Extract, from the listing that follows, each line containing the word "pobres".

————————

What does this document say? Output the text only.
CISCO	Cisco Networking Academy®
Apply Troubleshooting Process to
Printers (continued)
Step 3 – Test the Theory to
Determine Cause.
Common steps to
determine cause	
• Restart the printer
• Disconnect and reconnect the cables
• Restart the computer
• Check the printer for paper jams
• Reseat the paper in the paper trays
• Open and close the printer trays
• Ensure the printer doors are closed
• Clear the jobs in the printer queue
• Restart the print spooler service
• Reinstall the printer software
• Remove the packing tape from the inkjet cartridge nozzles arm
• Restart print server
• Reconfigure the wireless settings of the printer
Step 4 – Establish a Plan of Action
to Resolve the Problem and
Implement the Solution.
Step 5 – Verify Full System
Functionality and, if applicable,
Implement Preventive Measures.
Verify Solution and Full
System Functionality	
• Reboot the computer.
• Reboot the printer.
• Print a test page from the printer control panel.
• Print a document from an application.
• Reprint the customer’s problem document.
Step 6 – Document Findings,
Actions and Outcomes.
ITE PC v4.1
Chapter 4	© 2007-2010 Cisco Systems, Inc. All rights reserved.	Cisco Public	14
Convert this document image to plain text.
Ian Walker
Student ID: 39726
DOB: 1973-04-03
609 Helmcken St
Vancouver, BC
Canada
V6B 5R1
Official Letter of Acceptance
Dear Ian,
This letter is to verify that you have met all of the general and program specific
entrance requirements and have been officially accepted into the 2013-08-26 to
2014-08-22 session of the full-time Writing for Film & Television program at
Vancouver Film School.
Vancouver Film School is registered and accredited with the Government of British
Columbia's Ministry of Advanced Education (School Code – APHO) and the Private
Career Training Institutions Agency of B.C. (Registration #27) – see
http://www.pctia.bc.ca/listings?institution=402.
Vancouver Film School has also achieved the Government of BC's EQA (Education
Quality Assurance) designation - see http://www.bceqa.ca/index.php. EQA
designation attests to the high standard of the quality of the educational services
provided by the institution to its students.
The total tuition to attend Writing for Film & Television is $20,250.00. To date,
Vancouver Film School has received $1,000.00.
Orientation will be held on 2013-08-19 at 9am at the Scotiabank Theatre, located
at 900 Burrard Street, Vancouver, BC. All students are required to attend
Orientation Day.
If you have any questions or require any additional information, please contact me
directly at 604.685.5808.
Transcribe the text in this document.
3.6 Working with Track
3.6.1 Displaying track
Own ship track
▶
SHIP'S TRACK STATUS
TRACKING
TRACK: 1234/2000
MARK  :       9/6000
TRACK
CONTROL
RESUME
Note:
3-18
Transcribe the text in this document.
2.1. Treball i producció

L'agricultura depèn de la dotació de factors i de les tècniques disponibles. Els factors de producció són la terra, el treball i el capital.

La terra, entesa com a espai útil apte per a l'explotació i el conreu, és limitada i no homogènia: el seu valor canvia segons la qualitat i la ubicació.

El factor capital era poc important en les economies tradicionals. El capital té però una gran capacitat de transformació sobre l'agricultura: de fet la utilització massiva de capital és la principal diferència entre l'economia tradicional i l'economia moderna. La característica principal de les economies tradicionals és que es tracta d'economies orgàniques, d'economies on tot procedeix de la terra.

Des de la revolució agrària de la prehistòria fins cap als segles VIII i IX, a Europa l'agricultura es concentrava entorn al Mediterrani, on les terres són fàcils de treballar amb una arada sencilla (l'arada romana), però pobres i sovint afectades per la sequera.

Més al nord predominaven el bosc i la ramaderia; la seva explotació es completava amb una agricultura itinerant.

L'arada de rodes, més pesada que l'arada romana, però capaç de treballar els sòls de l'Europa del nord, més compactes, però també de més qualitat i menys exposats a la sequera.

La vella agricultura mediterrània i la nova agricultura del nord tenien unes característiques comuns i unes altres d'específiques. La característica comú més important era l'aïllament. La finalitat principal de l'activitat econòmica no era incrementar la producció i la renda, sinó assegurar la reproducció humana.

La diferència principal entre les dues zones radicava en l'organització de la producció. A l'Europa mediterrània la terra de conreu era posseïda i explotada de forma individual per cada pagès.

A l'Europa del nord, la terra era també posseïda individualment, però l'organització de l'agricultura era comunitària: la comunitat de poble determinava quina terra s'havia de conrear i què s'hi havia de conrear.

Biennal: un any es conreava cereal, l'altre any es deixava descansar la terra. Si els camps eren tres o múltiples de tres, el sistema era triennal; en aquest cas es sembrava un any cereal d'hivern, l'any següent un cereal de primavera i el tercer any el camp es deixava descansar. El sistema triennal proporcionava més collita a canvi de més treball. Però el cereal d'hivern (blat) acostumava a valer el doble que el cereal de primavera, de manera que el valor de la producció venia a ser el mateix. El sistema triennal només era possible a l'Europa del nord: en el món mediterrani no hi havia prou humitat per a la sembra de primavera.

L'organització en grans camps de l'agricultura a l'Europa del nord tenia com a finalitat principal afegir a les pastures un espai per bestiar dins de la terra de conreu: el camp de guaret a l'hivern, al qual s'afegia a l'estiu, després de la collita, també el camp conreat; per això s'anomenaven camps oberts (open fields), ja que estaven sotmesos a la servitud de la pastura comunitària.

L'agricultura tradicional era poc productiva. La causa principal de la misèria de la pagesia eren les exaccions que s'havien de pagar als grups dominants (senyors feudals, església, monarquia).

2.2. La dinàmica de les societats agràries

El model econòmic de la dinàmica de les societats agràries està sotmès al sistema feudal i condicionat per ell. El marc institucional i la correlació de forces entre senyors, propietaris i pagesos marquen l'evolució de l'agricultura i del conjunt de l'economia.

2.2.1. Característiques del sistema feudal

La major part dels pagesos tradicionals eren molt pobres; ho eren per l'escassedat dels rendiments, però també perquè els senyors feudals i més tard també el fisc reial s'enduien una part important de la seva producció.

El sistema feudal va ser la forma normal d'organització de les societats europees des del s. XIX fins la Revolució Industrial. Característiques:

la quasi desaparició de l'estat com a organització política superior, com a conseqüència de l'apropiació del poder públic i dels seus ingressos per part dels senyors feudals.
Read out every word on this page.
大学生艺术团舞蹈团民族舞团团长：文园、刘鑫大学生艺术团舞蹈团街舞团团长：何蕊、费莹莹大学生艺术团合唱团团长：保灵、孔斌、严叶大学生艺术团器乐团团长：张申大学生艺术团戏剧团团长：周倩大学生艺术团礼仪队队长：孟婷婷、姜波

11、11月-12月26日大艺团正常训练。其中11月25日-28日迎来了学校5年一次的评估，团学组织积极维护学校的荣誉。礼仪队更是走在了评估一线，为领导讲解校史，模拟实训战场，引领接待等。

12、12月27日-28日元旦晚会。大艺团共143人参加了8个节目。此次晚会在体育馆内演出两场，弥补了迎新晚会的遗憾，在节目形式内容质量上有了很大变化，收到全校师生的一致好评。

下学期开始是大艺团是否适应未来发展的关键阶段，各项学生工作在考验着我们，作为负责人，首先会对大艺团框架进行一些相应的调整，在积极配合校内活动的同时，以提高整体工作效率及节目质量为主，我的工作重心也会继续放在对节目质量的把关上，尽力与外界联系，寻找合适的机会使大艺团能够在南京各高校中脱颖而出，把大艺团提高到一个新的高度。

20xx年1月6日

————————

■ Written response:
Des de la revolució agrària de la prehistòria fins cap als segles VIII i IX, a Europa l'agricultura es concentrava entorn al Mediterrani, on les terres són fàcils de treballar amb una arada sencilla (l'arada romana), però pobres i sovint afectades per la sequera.
La major part dels pagesos tradicionals eren molt pobres; ho eren per l'escassedat dels rendiments, però també perquè els senyors feudals i més tard també el fisc reial s'enduien una part important de la seva producció.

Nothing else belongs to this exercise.